● TASK DIRECTIONS
Would you transcribe all of the data exactly, down to the last character?

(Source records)
----
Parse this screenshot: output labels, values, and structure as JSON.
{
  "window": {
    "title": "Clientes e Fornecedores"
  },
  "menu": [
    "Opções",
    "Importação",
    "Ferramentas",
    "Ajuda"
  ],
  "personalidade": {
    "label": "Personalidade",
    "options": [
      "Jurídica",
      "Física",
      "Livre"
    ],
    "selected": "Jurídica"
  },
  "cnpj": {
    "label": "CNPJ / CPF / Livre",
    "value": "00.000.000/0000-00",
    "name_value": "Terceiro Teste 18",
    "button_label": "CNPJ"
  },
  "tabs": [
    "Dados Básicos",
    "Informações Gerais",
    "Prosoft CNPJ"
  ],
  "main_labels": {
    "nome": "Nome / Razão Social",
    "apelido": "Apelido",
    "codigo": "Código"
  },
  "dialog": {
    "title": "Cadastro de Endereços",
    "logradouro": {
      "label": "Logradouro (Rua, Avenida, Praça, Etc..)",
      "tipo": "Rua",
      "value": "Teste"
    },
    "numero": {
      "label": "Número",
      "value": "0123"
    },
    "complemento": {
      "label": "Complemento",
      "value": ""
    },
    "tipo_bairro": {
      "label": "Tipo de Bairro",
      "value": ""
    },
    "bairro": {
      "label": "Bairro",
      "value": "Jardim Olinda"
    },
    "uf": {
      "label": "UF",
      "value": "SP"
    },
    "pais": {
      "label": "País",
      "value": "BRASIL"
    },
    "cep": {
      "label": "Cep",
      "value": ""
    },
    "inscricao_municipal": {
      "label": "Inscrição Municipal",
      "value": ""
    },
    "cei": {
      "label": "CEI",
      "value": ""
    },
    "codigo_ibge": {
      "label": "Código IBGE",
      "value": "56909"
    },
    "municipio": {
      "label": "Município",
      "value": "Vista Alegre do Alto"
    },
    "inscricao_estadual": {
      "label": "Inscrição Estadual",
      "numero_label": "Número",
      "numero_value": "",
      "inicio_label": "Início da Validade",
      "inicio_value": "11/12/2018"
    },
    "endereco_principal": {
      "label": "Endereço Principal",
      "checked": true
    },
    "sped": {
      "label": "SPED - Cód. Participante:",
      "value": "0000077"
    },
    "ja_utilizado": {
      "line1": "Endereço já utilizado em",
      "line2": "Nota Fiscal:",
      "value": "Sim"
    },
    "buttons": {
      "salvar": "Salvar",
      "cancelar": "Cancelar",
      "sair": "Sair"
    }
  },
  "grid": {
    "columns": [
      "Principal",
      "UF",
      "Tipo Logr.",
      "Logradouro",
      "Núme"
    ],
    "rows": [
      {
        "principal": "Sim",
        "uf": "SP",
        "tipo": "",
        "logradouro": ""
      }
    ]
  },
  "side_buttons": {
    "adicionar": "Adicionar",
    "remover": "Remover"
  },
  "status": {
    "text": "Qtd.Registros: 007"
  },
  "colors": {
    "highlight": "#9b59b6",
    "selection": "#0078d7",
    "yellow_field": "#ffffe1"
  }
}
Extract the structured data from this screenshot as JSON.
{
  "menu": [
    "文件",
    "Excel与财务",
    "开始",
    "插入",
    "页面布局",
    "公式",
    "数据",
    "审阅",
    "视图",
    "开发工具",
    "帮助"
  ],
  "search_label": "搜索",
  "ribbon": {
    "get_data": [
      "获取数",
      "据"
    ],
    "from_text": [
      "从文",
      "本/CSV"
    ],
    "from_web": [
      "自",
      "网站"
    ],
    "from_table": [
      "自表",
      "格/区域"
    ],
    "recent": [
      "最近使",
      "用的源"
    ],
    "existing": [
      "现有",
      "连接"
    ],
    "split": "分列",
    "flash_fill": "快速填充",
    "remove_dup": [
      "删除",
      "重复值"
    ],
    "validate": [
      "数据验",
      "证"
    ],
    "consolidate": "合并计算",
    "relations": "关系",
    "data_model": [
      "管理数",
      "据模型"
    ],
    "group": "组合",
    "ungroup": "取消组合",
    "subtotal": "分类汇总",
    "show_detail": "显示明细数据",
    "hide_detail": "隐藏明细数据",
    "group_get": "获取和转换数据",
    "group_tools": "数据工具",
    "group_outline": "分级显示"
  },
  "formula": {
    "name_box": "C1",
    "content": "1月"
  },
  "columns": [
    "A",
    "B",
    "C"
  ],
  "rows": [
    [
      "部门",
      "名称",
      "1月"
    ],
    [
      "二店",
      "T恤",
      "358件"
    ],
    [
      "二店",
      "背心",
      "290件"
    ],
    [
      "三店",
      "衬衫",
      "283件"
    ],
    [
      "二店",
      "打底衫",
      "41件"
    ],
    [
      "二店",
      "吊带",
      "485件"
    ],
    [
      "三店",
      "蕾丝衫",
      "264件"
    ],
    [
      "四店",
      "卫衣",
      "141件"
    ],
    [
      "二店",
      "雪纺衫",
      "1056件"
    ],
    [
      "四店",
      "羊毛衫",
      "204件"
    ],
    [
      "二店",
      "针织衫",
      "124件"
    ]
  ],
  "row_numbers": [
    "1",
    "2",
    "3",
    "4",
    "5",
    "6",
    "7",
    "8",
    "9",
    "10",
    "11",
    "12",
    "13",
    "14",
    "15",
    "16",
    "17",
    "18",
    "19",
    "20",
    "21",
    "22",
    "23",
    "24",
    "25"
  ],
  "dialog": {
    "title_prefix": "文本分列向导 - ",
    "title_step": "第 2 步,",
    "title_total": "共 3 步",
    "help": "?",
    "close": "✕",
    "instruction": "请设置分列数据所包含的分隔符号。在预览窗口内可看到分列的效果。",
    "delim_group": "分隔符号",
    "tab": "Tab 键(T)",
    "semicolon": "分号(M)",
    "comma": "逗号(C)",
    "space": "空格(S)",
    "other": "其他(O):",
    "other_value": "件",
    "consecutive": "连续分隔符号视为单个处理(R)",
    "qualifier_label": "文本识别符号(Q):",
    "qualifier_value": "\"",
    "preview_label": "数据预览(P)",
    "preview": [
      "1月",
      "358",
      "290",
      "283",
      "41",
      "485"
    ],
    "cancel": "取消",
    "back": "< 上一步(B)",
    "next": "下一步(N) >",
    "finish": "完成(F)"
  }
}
----
● COMPLETE OUTPUT
Parse this screenshot: output labels, values, and structure as JSON.
{
  "window": {
    "title": "Clientes e Fornecedores"
  },
  "menu": [
    "Opções",
    "Importação",
    "Ferramentas",
    "Ajuda"
  ],
  "personalidade": {
    "label": "Personalidade",
    "options": [
      "Jurídica",
      "Física",
      "Livre"
    ],
    "selected": "Jurídica"
  },
  "cnpj": {
    "label": "CNPJ / CPF / Livre",
    "value": "00.000.000/0000-00",
    "name_value": "Terceiro Teste 18",
    "button_label": "CNPJ"
  },
  "tabs": [
    "Dados Básicos",
    "Informações Gerais",
    "Prosoft CNPJ"
  ],
  "main_labels": {
    "nome": "Nome / Razão Social",
    "apelido": "Apelido",
    "codigo": "Código"
  },
  "dialog": {
    "title": "Cadastro de Endereços",
    "logradouro": {
      "label": "Logradouro (Rua, Avenida, Praça, Etc..)",
      "tipo": "Rua",
      "value": "Teste"
    },
    "numero": {
      "label": "Número",
      "value": "0123"
    },
    "complemento": {
      "label": "Complemento",
      "value": ""
    },
    "tipo_bairro": {
      "label": "Tipo de Bairro",
      "value": ""
    },
    "bairro": {
      "label": "Bairro",
      "value": "Jardim Olinda"
    },
    "uf": {
      "label": "UF",
      "value": "SP"
    },
    "pais": {
      "label": "País",
      "value": "BRASIL"
    },
    "cep": {
      "label": "Cep",
      "value": ""
    },
    "inscricao_municipal": {
      "label": "Inscrição Municipal",
      "value": ""
    },
    "cei": {
      "label": "CEI",
      "value": ""
    },
    "codigo_ibge": {
      "label": "Código IBGE",
      "value": "56909"
    },
    "municipio": {
      "label": "Município",
      "value": "Vista Alegre do Alto"
    },
    "inscricao_estadual": {
      "label": "Inscrição Estadual",
      "numero_label": "Número",
      "numero_value": "",
      "inicio_label": "Início da Validade",
      "inicio_value": "11/12/2018"
    },
    "endereco_principal": {
      "label": "Endereço Principal",
      "checked": true
    },
    "sped": {
      "label": "SPED - Cód. Participante:",
      "value": "0000077"
    },
    "ja_utilizado": {
      "line1": "Endereço já utilizado em",
      "line2": "Nota Fiscal:",
      "value": "Sim"
    },
    "buttons": {
      "salvar": "Salvar",
      "cancelar": "Cancelar",
      "sair": "Sair"
    }
  },
  "grid": {
    "columns": [
      "Principal",
      "UF",
      "Tipo Logr.",
      "Logradouro",
      "Núme"
    ],
    "rows": [
      {
        "principal": "Sim",
        "uf": "SP",
        "tipo": "",
        "logradouro": ""
      }
    ]
  },
  "side_buttons": {
    "adicionar": "Adicionar",
    "remover": "Remover"
  },
  "status": {
    "text": "Qtd.Registros: 007"
  },
  "colors": {
    "highlight": "#9b59b6",
    "selection": "#0078d7",
    "yellow_field": "#ffffe1"
  }
}
Extract the structured data from this screenshot as JSON.
{
  "menu": [
    "文件",
    "Excel与财务",
    "开始",
    "插入",
    "页面布局",
    "公式",
    "数据",
    "审阅",
    "视图",
    "开发工具",
    "帮助"
  ],
  "search_label": "搜索",
  "ribbon": {
    "get_data": [
      "获取数",
      "据"
    ],
    "from_text": [
      "从文",
      "本/CSV"
    ],
    "from_web": [
      "自",
      "网站"
    ],
    "from_table": [
      "自表",
      "格/区域"
    ],
    "recent": [
      "最近使",
      "用的源"
    ],
    "existing": [
      "现有",
      "连接"
    ],
    "split": "分列",
    "flash_fill": "快速填充",
    "remove_dup": [
      "删除",
      "重复值"
    ],
    "validate": [
      "数据验",
      "证"
    ],
    "consolidate": "合并计算",
    "relations": "关系",
    "data_model": [
      "管理数",
      "据模型"
    ],
    "group": "组合",
    "ungroup": "取消组合",
    "subtotal": "分类汇总",
    "show_detail": "显示明细数据",
    "hide_detail": "隐藏明细数据",
    "group_get": "获取和转换数据",
    "group_tools": "数据工具",
    "group_outline": "分级显示"
  },
  "formula": {
    "name_box": "C1",
    "content": "1月"
  },
  "columns": [
    "A",
    "B",
    "C"
  ],
  "rows": [
    [
      "部门",
      "名称",
      "1月"
    ],
    [
      "二店",
      "T恤",
      "358件"
    ],
    [
      "二店",
      "背心",
      "290件"
    ],
    [
      "三店",
      "衬衫",
      "283件"
    ],
    [
      "二店",
      "打底衫",
      "41件"
    ],
    [
      "二店",
      "吊带",
      "485件"
    ],
    [
      "三店",
      "蕾丝衫",
      "264件"
    ],
    [
      "四店",
      "卫衣",
      "141件"
    ],
    [
      "二店",
      "雪纺衫",
      "1056件"
    ],
    [
      "四店",
      "羊毛衫",
      "204件"
    ],
    [
      "二店",
      "针织衫",
      "124件"
    ]
  ],
  "row_numbers": [
    "1",
    "2",
    "3",
    "4",
    "5",
    "6",
    "7",
    "8",
    "9",
    "10",
    "11",
    "12",
    "13",
    "14",
    "15",
    "16",
    "17",
    "18",
    "19",
    "20",
    "21",
    "22",
    "23",
    "24",
    "25"
  ],
  "dialog": {
    "title_prefix": "文本分列向导 - ",
    "title_step": "第 2 步,",
    "title_total": "共 3 步",
    "help": "?",
    "close": "✕",
    "instruction": "请设置分列数据所包含的分隔符号。在预览窗口内可看到分列的效果。",
    "delim_group": "分隔符号",
    "tab": "Tab 键(T)",
    "semicolon": "分号(M)",
    "comma": "逗号(C)",
    "space": "空格(S)",
    "other": "其他(O):",
    "other_value": "件",
    "consecutive": "连续分隔符号视为单个处理(R)",
    "qualifier_label": "文本识别符号(Q):",
    "qualifier_value": "\"",
    "preview_label": "数据预览(P)",
    "preview": [
      "1月",
      "358",
      "290",
      "283",
      "41",
      "485"
    ],
    "cancel": "取消",
    "back": "< 上一步(B)",
    "next": "下一步(N) >",
    "finish": "完成(F)"
  }
}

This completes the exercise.